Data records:
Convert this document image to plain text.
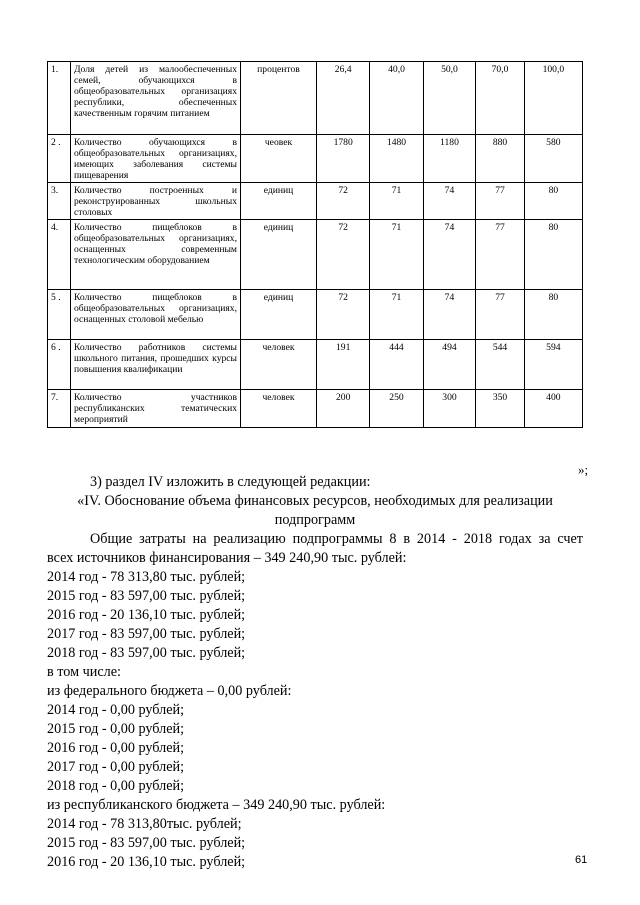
1.	Доля детей из малообеспеченных семей, обучающихся в общеобразовательных организациях республики, обеспеченных качественным горячим питанием	процентов	26,4	40,0	50,0	70,0	100,0
2 .	Количество обучающихся в общеобразовательных организациях, имеющих заболевания системы пищеварения	чеовек	1780	1480	1180	880	580
3.	Количество построенных и реконструированных школьных столовых	единиц	72	71	74	77	80
4.	Количество пищеблоков в общеобразовательных организациях, оснащенных современным технологическим оборудованием	единиц	72	71	74	77	80
5 .	Количество пищеблоков в общеобразовательных организациях, оснащенных столовой мебелью	единиц	72	71	74	77	80
6 .	Количество работников системы школьного питания, прошедших курсы повышения квалификации	человек	191	444	494	544	594
7.	Количество участников республиканских тематических мероприятий	человек	200	250	300	350	400
»;
3) раздел IV изложить в следующей редакции:
«IV. Обоснование объема финансовых ресурсов, необходимых для реализации
подпрограмм
Общие затраты на реализацию подпрограммы 8 в 2014 - 2018 годах за счет
всех источников финансирования – 349 240,90 тыс. рублей:
2014 год - 78 313,80 тыс. рублей;
2015 год - 83 597,00 тыс. рублей;
2016 год - 20 136,10 тыс. рублей;
2017 год - 83 597,00 тыс. рублей;
2018 год - 83 597,00 тыс. рублей;
в том числе:
из федерального бюджета – 0,00 рублей:
2014 год - 0,00 рублей;
2015 год - 0,00 рублей;
2016 год - 0,00 рублей;
2017 год - 0,00 рублей;
2018 год - 0,00 рублей;
из республиканского бюджета – 349 240,90 тыс. рублей:
2014 год - 78 313,80тыс. рублей;
2015 год - 83 597,00 тыс. рублей;
2016 год - 20 136,10 тыс. рублей;	61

■ Problem description
Reproduce the data above in full, exactly as it is, with the pictures left out.

■ Completed exercise
Convert this document image to plain text.
1.	Доля детей из малообеспеченных семей, обучающихся в общеобразовательных организациях республики, обеспеченных качественным горячим питанием	процентов	26,4	40,0	50,0	70,0	100,0
2 .	Количество обучающихся в общеобразовательных организациях, имеющих заболевания системы пищеварения	чеовек	1780	1480	1180	880	580
3.	Количество построенных и реконструированных школьных столовых	единиц	72	71	74	77	80
4.	Количество пищеблоков в общеобразовательных организациях, оснащенных современным технологическим оборудованием	единиц	72	71	74	77	80
5 .	Количество пищеблоков в общеобразовательных организациях, оснащенных столовой мебелью	единиц	72	71	74	77	80
6 .	Количество работников системы школьного питания, прошедших курсы повышения квалификации	человек	191	444	494	544	594
7.	Количество участников республиканских тематических мероприятий	человек	200	250	300	350	400
»;
3) раздел IV изложить в следующей редакции:
«IV. Обоснование объема финансовых ресурсов, необходимых для реализации
подпрограмм
Общие затраты на реализацию подпрограммы 8 в 2014 - 2018 годах за счет
всех источников финансирования – 349 240,90 тыс. рублей:
2014 год - 78 313,80 тыс. рублей;
2015 год - 83 597,00 тыс. рублей;
2016 год - 20 136,10 тыс. рублей;
2017 год - 83 597,00 тыс. рублей;
2018 год - 83 597,00 тыс. рублей;
в том числе:
из федерального бюджета – 0,00 рублей:
2014 год - 0,00 рублей;
2015 год - 0,00 рублей;
2016 год - 0,00 рублей;
2017 год - 0,00 рублей;
2018 год - 0,00 рублей;
из республиканского бюджета – 349 240,90 тыс. рублей:
2014 год - 78 313,80тыс. рублей;
2015 год - 83 597,00 тыс. рублей;
2016 год - 20 136,10 тыс. рублей;	61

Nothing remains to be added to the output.